▶ What you will do: Can you copy the lines from the one that contains "Output a JSON" through the end of the material below, exactly and with nothing else?

▶ Records shown:
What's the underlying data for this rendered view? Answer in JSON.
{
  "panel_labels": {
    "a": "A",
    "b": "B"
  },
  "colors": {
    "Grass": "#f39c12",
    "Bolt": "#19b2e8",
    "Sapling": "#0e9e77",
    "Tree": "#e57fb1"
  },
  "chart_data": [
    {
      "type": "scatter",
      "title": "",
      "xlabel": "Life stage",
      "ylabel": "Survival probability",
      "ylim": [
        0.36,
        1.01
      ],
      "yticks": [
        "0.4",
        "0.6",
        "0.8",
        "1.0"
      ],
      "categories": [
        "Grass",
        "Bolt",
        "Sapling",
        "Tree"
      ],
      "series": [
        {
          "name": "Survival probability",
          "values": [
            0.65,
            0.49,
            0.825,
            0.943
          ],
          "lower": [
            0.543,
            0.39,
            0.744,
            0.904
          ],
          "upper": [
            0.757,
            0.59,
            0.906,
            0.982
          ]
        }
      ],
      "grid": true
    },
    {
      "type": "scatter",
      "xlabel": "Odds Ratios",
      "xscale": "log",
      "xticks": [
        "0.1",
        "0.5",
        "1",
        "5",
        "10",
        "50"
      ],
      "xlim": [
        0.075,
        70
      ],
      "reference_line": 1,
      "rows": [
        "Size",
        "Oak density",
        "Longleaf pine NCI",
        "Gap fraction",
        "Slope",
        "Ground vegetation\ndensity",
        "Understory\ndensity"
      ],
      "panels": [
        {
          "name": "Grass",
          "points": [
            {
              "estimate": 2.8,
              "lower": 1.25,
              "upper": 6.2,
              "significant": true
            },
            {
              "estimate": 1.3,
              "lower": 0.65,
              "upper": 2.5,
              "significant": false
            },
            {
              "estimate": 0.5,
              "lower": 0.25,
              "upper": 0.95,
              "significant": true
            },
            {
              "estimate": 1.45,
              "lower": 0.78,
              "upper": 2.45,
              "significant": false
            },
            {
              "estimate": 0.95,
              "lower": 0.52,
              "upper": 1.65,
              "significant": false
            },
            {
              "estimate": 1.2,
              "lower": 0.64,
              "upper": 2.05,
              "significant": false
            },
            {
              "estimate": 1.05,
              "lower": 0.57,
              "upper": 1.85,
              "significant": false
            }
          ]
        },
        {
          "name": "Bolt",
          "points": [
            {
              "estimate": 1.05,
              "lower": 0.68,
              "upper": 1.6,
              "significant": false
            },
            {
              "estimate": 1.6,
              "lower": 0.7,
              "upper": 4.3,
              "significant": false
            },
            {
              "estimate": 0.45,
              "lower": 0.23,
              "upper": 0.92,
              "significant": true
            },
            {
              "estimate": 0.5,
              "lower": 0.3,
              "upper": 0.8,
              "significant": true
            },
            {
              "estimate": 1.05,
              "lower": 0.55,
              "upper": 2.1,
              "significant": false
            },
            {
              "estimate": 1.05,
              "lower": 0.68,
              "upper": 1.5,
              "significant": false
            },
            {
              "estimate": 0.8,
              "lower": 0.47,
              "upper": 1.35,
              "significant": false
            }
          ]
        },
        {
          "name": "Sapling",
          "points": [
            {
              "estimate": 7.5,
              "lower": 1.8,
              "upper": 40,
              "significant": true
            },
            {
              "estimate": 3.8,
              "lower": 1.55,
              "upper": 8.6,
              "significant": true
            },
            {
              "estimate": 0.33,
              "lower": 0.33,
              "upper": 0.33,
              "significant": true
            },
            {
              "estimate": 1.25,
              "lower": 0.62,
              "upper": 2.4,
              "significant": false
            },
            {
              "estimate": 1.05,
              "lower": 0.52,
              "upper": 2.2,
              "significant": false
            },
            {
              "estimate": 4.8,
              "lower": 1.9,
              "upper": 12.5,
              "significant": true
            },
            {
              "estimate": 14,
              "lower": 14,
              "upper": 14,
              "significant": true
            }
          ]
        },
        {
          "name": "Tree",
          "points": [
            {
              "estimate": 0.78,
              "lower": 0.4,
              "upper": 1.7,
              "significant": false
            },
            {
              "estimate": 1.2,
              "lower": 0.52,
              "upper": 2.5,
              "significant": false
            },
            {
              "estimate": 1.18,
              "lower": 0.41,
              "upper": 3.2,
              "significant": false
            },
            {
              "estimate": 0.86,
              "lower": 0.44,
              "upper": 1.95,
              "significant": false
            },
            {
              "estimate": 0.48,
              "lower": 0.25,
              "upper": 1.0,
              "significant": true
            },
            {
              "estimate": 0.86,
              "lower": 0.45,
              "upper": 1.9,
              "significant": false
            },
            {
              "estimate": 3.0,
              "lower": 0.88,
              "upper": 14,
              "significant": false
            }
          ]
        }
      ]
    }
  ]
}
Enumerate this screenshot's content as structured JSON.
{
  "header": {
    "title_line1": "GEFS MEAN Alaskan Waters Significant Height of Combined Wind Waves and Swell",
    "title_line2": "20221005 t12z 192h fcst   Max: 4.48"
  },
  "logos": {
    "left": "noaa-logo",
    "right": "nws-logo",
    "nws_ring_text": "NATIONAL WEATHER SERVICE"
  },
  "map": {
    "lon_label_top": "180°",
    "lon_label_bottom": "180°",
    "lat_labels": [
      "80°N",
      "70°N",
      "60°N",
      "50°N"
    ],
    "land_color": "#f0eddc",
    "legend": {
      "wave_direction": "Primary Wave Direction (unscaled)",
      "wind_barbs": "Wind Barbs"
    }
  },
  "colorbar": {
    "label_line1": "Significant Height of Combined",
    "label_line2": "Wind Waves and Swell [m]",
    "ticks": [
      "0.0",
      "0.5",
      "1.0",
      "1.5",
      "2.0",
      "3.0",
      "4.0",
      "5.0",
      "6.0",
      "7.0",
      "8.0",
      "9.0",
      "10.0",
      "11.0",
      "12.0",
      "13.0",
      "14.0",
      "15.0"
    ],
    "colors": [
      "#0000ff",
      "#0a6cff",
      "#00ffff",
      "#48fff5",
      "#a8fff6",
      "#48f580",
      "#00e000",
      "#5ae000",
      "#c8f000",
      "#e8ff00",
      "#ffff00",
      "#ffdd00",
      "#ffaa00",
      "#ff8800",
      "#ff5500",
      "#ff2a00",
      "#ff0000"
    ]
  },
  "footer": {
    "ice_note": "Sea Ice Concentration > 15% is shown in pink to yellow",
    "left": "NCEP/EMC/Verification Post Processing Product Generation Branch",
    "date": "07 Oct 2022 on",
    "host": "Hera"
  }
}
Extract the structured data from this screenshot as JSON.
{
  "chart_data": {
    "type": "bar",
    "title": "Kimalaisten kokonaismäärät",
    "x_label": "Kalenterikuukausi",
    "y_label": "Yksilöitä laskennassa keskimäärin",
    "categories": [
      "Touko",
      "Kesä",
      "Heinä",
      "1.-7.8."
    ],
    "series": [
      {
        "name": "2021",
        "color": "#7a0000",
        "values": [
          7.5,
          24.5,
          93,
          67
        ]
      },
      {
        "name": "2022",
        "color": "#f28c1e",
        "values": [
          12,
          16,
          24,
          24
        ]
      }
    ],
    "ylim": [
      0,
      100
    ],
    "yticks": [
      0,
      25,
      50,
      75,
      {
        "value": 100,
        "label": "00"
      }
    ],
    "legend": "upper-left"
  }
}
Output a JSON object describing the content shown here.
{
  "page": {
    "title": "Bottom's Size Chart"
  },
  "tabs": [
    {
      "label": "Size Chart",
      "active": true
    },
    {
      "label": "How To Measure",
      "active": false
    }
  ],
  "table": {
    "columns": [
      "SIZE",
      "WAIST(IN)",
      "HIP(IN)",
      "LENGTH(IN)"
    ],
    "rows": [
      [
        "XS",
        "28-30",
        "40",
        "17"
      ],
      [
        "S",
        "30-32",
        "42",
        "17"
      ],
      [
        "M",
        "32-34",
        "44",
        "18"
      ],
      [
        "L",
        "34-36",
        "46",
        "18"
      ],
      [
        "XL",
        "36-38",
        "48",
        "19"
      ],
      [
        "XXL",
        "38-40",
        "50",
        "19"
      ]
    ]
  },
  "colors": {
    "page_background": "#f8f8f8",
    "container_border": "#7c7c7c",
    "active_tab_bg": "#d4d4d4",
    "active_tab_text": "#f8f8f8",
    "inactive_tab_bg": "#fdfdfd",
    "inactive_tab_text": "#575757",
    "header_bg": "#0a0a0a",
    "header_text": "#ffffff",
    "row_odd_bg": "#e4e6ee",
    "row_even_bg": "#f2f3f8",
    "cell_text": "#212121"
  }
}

▶ Task response:
Output a JSON object describing the content shown here.
{
  "page": {
    "title": "Bottom's Size Chart"
  },
  "tabs": [
    {
      "label": "Size Chart",
      "active": true
    },
    {
      "label": "How To Measure",
      "active": false
    }
  ],
  "table": {
    "columns": [
      "SIZE",
      "WAIST(IN)",
      "HIP(IN)",
      "LENGTH(IN)"
    ],
    "rows": [
      [
        "XS",
        "28-30",
        "40",
        "17"
      ],
      [
        "S",
        "30-32",
        "42",
        "17"
      ],
      [
        "M",
        "32-34",
        "44",
        "18"
      ],
      [
        "L",
        "34-36",
        "46",
        "18"
      ],
      [
        "XL",
        "36-38",
        "48",
        "19"
      ],
      [
        "XXL",
        "38-40",
        "50",
        "19"
      ]
    ]
  },
  "colors": {
    "page_background": "#f8f8f8",
    "container_border": "#7c7c7c",
    "active_tab_bg": "#d4d4d4",
    "active_tab_text": "#f8f8f8",
    "inactive_tab_bg": "#fdfdfd",
    "inactive_tab_text": "#575757",
    "header_bg": "#0a0a0a",
    "header_text": "#ffffff",
    "row_odd_bg": "#e4e6ee",
    "row_even_bg": "#f2f3f8",
    "cell_text": "#212121"
  }
}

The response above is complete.